▶ _Short exercise A_:
According to the benchmark documentation, under which directory is generated benchmark data written?
▶ _Short exercise B_:
Reproduce the benchmark documentation word for word, beginning at the words "1. Check failures" and stopping after "the next iteration.".

▶ _Text segment_:
....................
Generated benchmark data is ignored by git and written under `tools/benchmark-data/`.

| Path                                    | Contents                          |
| --------------------------------------- | --------------------------------- |
| `cohorts/*.json`                        | Frozen repository lists           |
| `repos/<language>/<owner>__<repo>/`     | Cached clones                     |
| `runs/<run-id>/summary.json`            | Machine-readable aggregate report |
| `runs/<run-id>/summary.md`              | Human review report               |
| `runs/<run-id>/repos/.../scan.json`     | Raw per-repo scan JSON            |
| `runs/<run-id>/repos/.../stdout.txt`    | Captured stdout                   |
| `runs/<run-id>/repos/.../stderr.txt`    | Captured stderr                   |
| `runs/<run-id>/repos/.../metadata.json` | Reproduction metadata             |

## Review loop

1. Check failures first so the cohort is complete.
2. Check the lowest-score repositories.
3. Check the highest-volume rules across many repositories.
4. Open per-repo `scan.json` files for likely false positives.
5. Fix the rules and add regression tests.
6. Re-run the same manifest as the next iteration.

Only refresh the cohort when you want a new market snapshot. For rule iteration, keep the manifest stable.
....................
▶ _Provided information_:
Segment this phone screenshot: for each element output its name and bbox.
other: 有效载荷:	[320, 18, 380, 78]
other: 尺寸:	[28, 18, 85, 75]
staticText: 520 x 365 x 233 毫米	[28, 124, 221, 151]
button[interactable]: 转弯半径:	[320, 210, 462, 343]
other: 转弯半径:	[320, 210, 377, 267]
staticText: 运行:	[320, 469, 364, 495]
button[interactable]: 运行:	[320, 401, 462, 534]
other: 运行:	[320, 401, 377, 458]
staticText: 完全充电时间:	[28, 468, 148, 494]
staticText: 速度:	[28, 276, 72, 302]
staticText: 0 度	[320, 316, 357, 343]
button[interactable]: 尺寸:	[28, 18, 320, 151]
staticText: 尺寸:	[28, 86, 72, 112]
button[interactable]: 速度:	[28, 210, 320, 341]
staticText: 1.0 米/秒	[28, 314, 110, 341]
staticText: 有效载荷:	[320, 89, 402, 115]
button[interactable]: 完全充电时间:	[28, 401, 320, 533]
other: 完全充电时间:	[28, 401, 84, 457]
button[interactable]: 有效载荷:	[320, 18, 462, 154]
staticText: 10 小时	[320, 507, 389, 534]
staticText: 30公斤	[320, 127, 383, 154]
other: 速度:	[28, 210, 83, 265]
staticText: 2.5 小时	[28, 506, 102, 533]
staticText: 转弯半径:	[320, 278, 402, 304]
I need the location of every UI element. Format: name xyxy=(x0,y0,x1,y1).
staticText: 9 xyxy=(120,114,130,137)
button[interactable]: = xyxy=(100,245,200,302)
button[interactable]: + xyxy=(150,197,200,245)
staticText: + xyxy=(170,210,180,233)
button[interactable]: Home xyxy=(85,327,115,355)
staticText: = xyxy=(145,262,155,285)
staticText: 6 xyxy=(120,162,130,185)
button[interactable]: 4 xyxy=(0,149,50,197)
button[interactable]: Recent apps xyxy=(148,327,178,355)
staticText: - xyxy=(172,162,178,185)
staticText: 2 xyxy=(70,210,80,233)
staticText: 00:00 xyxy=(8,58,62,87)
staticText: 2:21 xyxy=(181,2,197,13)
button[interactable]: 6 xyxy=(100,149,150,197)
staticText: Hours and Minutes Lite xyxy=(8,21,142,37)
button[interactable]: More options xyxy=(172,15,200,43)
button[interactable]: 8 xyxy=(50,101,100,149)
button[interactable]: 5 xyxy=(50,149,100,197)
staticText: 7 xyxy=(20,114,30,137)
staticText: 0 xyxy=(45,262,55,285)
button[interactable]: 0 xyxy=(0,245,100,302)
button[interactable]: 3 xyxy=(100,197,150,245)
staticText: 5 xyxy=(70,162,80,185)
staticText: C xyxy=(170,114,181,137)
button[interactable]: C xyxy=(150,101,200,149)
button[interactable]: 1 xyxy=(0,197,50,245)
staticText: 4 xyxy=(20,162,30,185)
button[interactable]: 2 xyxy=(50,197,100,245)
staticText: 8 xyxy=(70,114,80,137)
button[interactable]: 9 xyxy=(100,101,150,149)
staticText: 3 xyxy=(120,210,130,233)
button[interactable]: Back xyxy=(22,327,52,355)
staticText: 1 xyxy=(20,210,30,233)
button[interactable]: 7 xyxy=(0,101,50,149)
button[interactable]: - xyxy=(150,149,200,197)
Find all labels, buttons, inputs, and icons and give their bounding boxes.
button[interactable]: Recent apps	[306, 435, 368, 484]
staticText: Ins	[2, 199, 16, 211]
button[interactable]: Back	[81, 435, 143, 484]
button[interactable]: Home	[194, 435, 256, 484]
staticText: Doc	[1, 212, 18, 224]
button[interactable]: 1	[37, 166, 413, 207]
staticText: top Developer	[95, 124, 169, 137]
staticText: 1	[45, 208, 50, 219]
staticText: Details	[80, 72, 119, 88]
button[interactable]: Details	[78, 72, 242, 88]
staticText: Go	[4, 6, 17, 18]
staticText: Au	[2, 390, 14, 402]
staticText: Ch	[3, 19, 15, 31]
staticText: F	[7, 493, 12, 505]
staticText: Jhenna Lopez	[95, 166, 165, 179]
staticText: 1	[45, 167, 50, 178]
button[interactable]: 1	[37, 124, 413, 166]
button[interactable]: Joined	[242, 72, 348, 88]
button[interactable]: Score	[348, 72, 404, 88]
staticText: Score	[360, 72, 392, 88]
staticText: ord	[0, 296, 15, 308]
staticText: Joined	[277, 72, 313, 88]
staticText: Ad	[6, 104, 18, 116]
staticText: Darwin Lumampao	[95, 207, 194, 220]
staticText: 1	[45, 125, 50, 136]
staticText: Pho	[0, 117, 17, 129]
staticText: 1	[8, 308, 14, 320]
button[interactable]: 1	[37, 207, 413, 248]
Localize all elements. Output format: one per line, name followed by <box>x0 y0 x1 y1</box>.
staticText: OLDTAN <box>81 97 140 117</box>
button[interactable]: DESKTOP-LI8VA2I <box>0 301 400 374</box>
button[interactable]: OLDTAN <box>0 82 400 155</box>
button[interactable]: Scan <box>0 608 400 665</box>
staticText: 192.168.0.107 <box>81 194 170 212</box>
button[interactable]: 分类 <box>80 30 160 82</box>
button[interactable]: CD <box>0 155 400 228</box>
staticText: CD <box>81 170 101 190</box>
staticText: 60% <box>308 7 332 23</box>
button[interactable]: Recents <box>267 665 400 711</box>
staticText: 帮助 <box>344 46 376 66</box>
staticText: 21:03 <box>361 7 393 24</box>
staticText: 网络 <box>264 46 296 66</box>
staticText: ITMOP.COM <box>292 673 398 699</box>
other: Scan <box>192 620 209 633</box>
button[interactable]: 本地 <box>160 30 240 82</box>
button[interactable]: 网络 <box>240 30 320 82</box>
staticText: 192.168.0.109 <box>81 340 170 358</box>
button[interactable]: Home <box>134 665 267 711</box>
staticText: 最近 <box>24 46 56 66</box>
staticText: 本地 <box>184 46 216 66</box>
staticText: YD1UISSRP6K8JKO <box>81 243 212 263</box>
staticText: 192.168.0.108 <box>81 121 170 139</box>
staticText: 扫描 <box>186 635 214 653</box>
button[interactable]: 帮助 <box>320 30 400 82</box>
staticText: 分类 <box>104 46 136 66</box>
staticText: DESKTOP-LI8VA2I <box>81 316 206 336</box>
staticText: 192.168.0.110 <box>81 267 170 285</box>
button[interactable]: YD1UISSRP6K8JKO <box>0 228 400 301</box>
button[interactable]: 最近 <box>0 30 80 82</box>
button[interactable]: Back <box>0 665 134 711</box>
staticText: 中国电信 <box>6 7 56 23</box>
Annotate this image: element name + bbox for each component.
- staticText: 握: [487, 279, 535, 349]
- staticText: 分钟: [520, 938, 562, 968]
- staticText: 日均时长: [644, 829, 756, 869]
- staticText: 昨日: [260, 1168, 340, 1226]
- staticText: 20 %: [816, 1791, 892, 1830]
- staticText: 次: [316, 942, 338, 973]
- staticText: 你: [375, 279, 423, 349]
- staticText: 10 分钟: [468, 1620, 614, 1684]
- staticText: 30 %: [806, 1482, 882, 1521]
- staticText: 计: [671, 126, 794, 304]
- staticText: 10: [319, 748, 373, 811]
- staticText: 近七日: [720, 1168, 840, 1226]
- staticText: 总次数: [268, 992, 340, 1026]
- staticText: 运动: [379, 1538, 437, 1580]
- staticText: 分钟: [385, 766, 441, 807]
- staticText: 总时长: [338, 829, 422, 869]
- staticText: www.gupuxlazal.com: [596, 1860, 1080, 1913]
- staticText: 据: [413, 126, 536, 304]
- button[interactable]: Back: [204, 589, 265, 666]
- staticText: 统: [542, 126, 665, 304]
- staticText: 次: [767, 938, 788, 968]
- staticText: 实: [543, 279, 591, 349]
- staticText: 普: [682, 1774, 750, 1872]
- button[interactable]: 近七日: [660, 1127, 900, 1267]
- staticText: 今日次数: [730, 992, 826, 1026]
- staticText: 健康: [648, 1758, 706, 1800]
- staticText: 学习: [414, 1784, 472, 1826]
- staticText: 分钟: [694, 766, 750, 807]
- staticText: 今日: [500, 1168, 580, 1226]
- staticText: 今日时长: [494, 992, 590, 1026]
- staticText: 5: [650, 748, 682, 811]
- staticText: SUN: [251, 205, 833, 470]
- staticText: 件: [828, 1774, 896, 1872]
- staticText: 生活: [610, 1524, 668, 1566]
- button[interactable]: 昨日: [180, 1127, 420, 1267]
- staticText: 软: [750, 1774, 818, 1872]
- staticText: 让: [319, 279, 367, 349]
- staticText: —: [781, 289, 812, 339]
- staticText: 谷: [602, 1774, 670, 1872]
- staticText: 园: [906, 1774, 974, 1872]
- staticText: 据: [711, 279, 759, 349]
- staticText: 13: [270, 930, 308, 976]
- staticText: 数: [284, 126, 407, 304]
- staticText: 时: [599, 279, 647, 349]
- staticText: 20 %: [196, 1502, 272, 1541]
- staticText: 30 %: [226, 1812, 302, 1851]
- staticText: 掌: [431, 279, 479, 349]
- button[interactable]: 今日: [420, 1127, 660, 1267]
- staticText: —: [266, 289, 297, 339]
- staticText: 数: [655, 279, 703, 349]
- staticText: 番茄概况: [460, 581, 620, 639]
....................
▶ _Exercise output A_:
It is written under `tools/benchmark-data/`.

▶ _Exercise output B_:
1. Check failures first so the cohort is complete.
2. Check the lowest-score repositories.
3. Check the highest-volume rules across many repositories.
4. Open per-repo `scan.json` files for likely false positives.
5. Fix the rules and add regression tests.
6. Re-run the same manifest as the next iteration.